WHAT YOU NEED TO DO |
Work out how many lines of the records hold the string "③자격증", and reply with that number alone.

Records from a data source:
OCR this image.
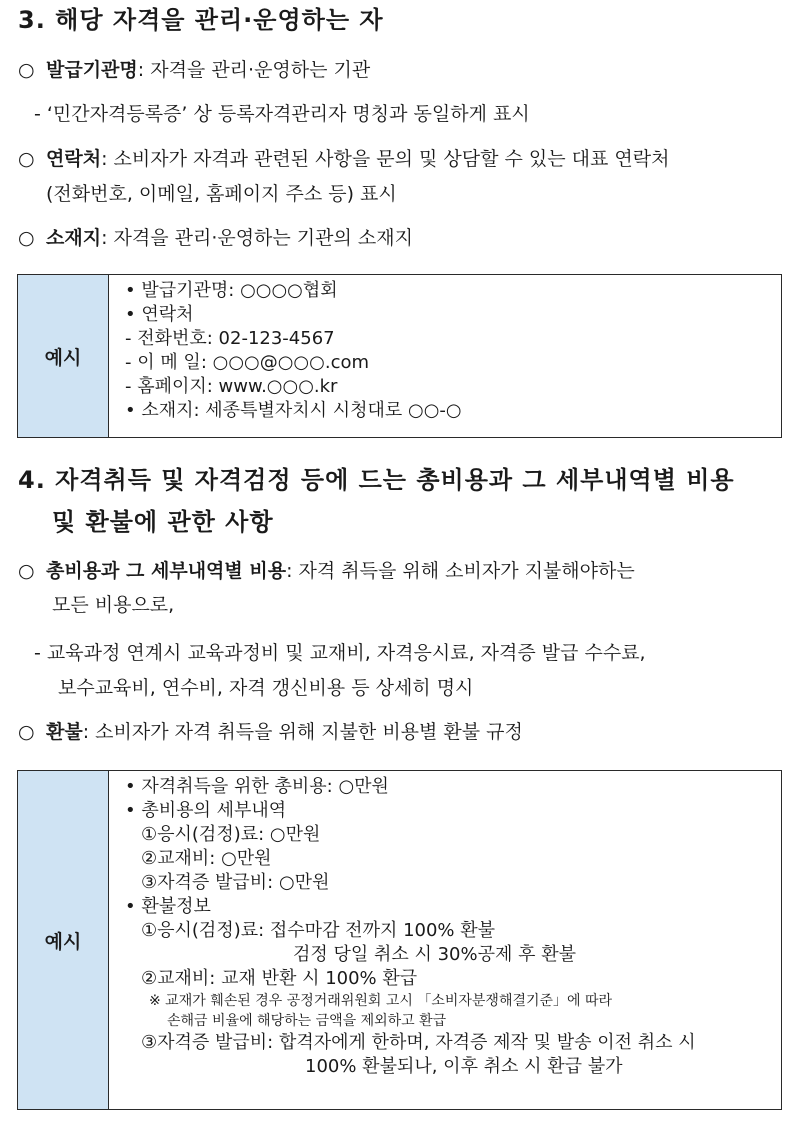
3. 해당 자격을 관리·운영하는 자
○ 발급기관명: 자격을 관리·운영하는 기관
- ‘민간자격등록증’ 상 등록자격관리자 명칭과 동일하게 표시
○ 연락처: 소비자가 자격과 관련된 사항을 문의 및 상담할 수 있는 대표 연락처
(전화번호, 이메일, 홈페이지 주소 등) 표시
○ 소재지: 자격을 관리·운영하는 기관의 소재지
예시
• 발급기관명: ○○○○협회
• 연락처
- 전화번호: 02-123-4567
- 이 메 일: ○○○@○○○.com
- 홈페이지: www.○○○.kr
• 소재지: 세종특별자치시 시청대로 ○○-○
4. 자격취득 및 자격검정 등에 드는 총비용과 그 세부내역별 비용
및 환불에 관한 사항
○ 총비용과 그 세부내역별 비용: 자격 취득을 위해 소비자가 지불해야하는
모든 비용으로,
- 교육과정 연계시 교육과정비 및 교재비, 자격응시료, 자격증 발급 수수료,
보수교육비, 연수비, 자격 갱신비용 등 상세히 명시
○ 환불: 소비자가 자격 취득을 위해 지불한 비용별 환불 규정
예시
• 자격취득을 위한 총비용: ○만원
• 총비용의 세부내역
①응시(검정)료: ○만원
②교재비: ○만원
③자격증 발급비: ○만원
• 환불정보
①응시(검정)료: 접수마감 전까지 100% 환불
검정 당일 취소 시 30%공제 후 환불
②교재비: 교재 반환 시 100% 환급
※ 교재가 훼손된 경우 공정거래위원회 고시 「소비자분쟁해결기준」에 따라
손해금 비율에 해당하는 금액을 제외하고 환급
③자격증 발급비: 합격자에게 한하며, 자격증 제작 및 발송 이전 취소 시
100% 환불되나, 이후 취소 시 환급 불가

---

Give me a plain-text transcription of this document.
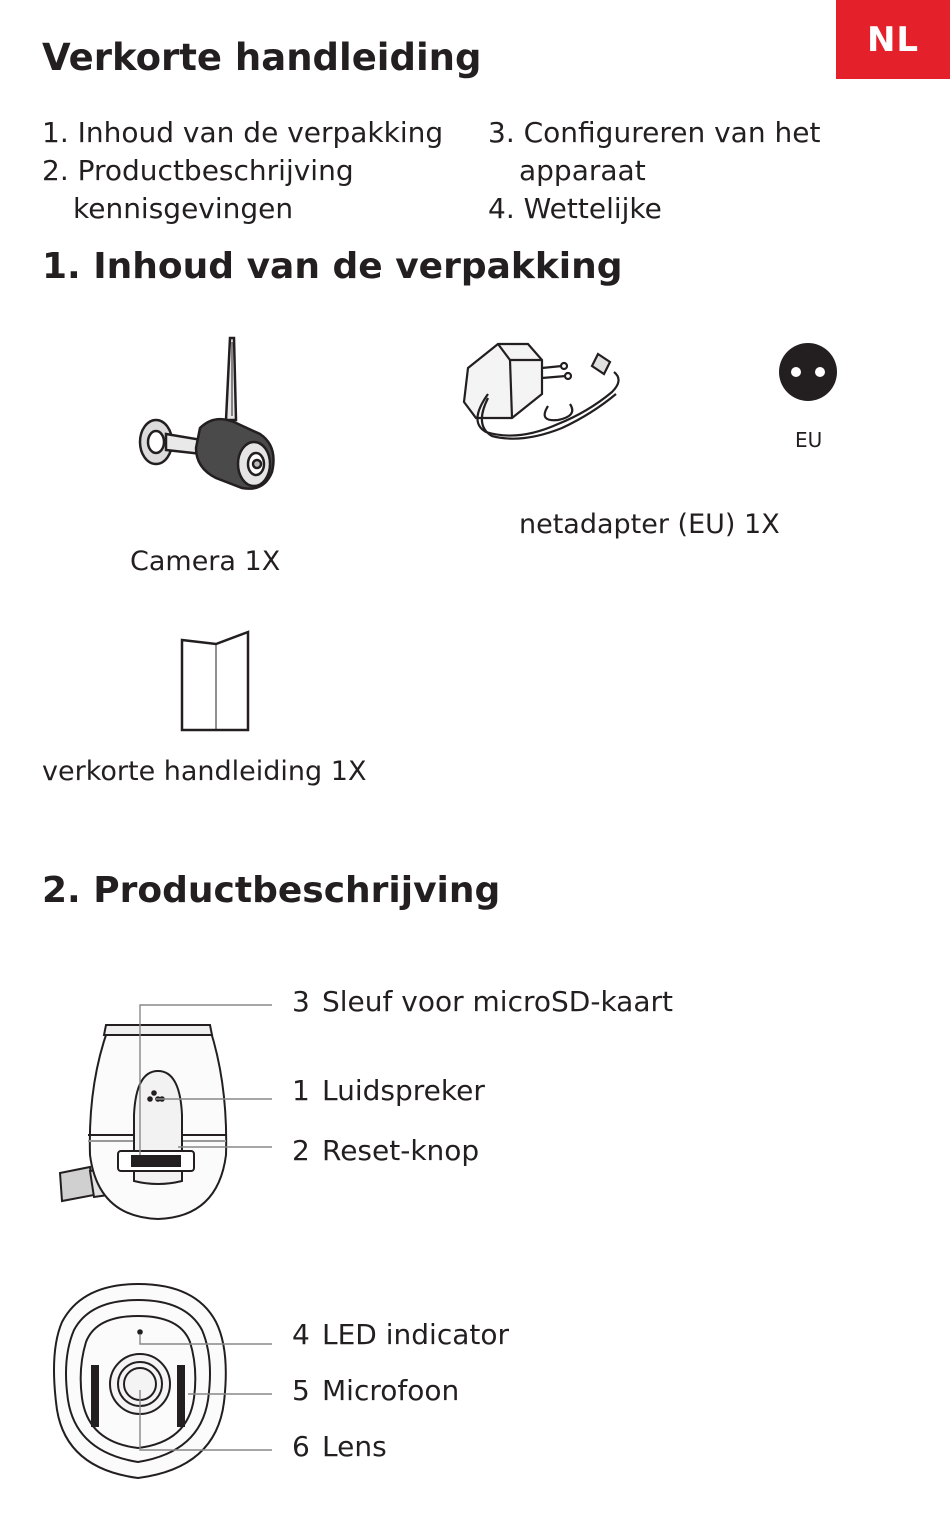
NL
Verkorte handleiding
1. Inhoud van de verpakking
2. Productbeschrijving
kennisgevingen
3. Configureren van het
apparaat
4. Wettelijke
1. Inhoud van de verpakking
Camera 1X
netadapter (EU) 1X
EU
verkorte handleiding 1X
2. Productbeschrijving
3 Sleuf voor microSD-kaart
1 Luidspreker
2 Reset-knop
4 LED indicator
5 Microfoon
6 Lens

...

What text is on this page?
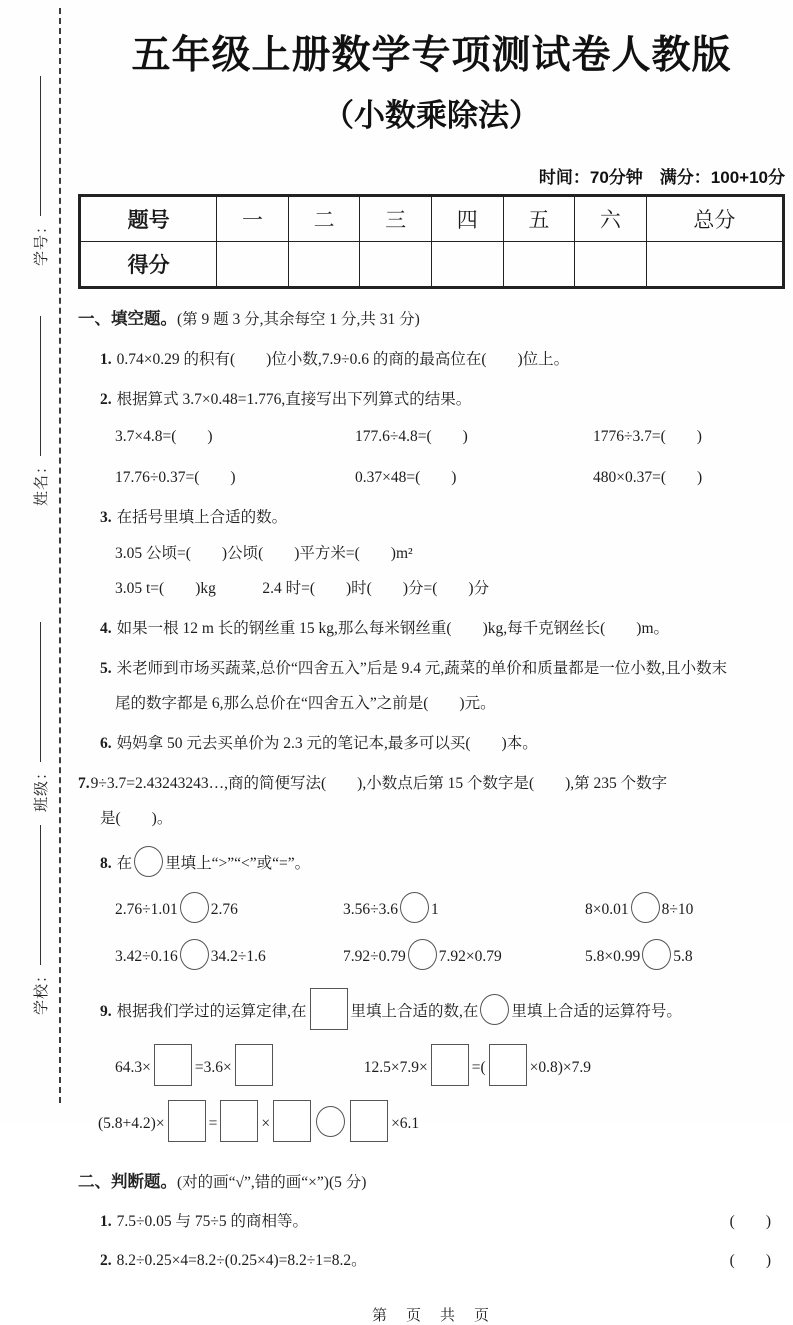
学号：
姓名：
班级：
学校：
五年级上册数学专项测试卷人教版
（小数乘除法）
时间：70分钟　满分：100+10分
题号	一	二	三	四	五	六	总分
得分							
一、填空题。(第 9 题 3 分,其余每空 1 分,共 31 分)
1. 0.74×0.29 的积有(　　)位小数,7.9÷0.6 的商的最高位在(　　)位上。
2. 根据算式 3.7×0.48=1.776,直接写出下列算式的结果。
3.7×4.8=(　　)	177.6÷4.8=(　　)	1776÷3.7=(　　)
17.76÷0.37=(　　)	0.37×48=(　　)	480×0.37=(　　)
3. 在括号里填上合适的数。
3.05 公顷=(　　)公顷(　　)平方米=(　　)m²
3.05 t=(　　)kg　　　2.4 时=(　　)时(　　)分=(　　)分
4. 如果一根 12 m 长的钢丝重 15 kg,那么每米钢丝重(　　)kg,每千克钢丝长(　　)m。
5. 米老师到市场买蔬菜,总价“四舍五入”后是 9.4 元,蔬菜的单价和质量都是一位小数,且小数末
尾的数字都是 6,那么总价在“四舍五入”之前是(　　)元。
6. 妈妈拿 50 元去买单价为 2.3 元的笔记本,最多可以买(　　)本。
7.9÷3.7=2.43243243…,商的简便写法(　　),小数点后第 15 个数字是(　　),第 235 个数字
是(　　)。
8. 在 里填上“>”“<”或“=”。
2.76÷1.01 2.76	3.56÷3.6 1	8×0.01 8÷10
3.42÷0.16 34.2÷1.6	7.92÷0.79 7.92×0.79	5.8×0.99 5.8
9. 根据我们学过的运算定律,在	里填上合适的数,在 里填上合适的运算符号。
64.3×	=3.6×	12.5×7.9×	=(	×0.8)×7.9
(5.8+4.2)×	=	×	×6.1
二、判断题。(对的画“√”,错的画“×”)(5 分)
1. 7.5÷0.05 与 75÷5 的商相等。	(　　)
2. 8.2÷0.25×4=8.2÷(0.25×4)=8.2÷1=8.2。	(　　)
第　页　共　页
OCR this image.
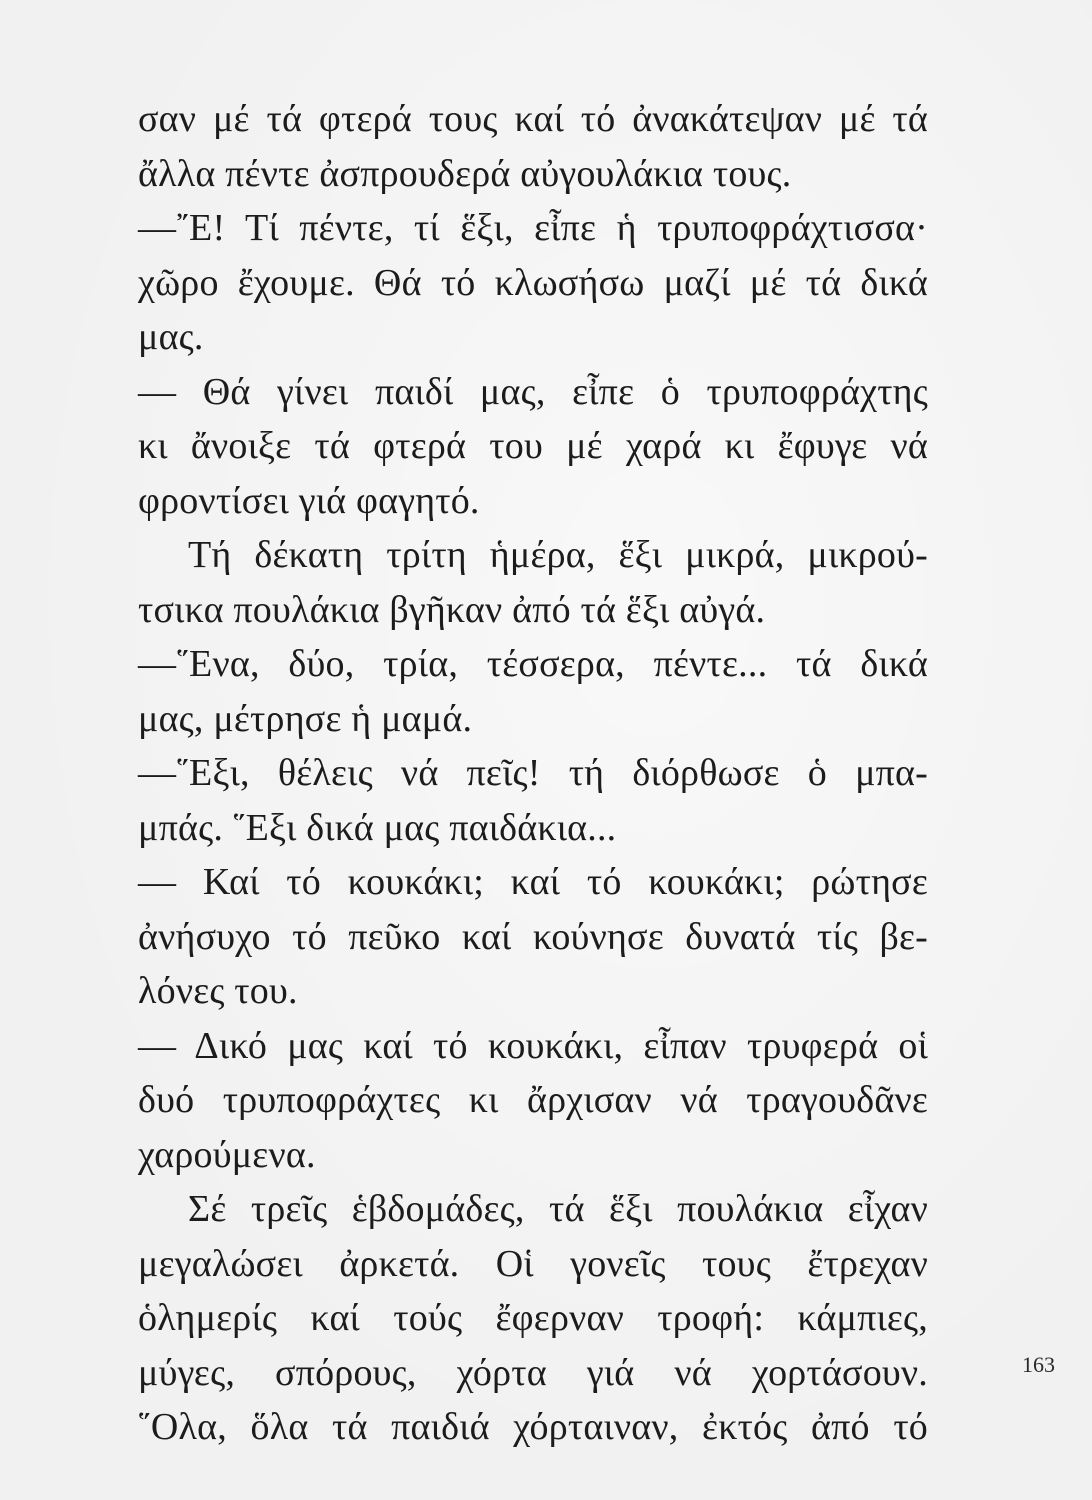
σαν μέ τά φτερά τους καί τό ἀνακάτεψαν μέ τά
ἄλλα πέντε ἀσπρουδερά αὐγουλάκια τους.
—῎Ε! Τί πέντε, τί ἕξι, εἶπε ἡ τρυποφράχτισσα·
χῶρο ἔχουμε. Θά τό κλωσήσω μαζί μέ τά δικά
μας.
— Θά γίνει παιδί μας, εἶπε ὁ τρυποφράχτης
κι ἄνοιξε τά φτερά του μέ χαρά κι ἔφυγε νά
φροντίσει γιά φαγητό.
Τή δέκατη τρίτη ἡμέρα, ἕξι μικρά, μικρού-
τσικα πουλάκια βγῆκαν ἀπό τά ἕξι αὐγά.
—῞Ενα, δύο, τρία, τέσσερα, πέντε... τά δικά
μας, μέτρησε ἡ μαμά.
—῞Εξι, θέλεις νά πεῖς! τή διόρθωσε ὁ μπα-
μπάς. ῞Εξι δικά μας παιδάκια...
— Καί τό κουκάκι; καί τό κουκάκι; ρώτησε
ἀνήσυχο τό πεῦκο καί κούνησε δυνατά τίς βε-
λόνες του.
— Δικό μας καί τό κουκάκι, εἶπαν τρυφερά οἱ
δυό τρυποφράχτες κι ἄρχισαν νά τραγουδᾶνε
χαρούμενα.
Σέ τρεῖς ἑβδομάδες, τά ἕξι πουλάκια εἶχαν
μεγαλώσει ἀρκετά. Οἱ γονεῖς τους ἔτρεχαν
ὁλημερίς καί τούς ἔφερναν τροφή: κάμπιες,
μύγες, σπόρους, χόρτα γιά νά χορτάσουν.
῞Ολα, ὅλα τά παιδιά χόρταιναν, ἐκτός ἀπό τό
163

FINISHED EXERCISE |
2